--- begin MATERIAL TO PROCESS ---

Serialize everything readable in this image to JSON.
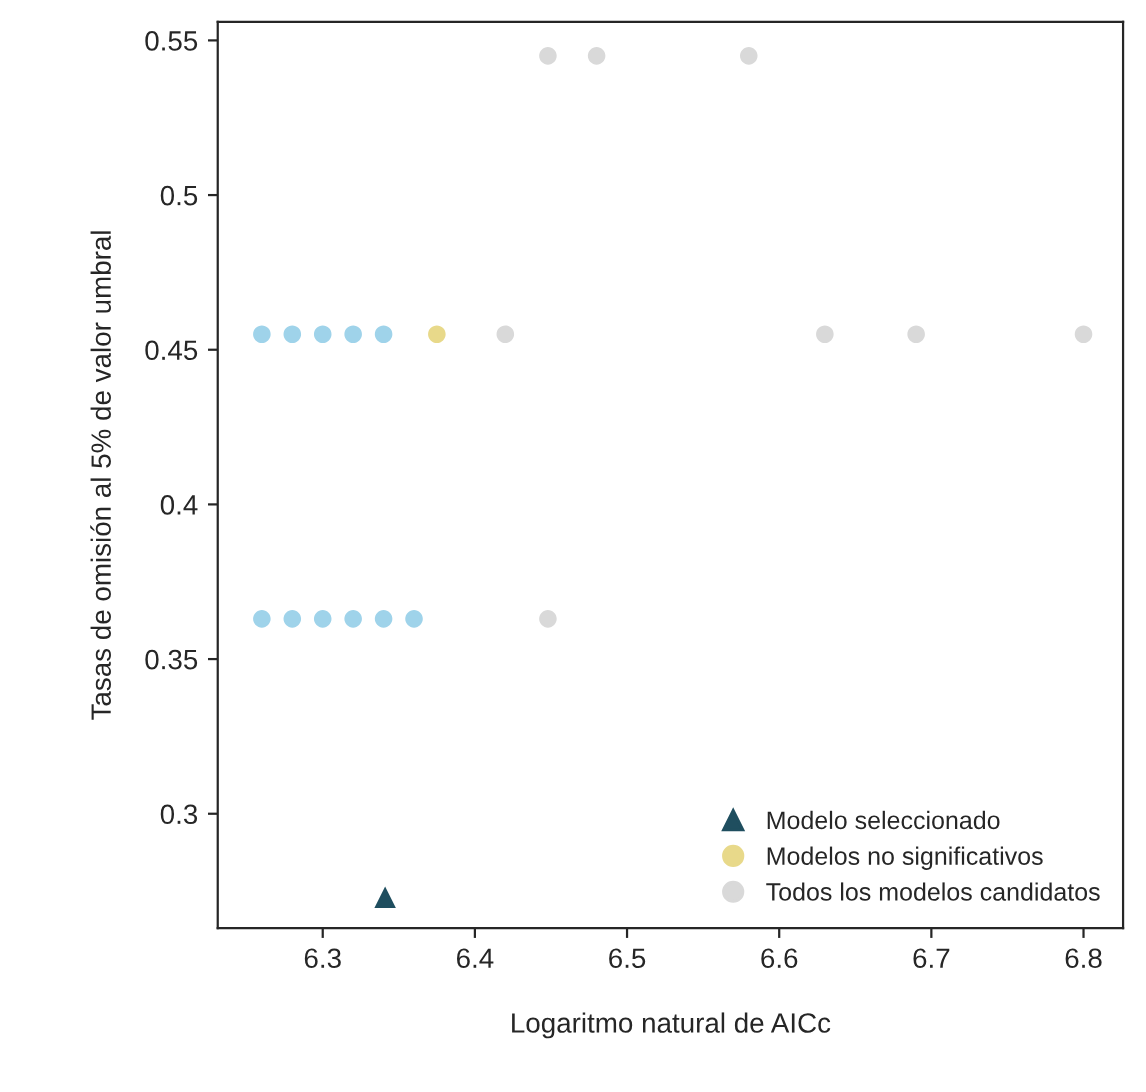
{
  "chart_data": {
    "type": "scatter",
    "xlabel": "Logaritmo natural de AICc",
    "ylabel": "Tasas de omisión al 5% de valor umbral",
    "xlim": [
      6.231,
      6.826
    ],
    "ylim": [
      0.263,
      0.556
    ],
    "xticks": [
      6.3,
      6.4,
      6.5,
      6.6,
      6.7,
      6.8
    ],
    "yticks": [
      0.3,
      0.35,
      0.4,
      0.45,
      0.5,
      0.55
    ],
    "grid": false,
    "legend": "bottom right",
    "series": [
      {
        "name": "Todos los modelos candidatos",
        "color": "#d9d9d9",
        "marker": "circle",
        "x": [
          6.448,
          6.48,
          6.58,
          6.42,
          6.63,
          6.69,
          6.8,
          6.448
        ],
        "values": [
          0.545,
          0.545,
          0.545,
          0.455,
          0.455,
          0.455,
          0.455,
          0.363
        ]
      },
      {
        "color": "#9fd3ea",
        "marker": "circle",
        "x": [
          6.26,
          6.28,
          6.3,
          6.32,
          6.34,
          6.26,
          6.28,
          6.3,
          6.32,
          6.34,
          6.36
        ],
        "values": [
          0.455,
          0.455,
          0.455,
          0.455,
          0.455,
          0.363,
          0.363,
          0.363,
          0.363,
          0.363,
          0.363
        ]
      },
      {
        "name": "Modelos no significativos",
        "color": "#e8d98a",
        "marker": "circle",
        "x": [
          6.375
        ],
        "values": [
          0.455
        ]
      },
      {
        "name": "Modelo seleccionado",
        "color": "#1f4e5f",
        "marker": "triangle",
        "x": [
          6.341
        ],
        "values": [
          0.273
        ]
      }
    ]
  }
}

--- end MATERIAL TO PROCESS ---

■ JOB
Count all lines of the data that include "name". The answer is the number alone.

■ EXERCISE ANSWER
3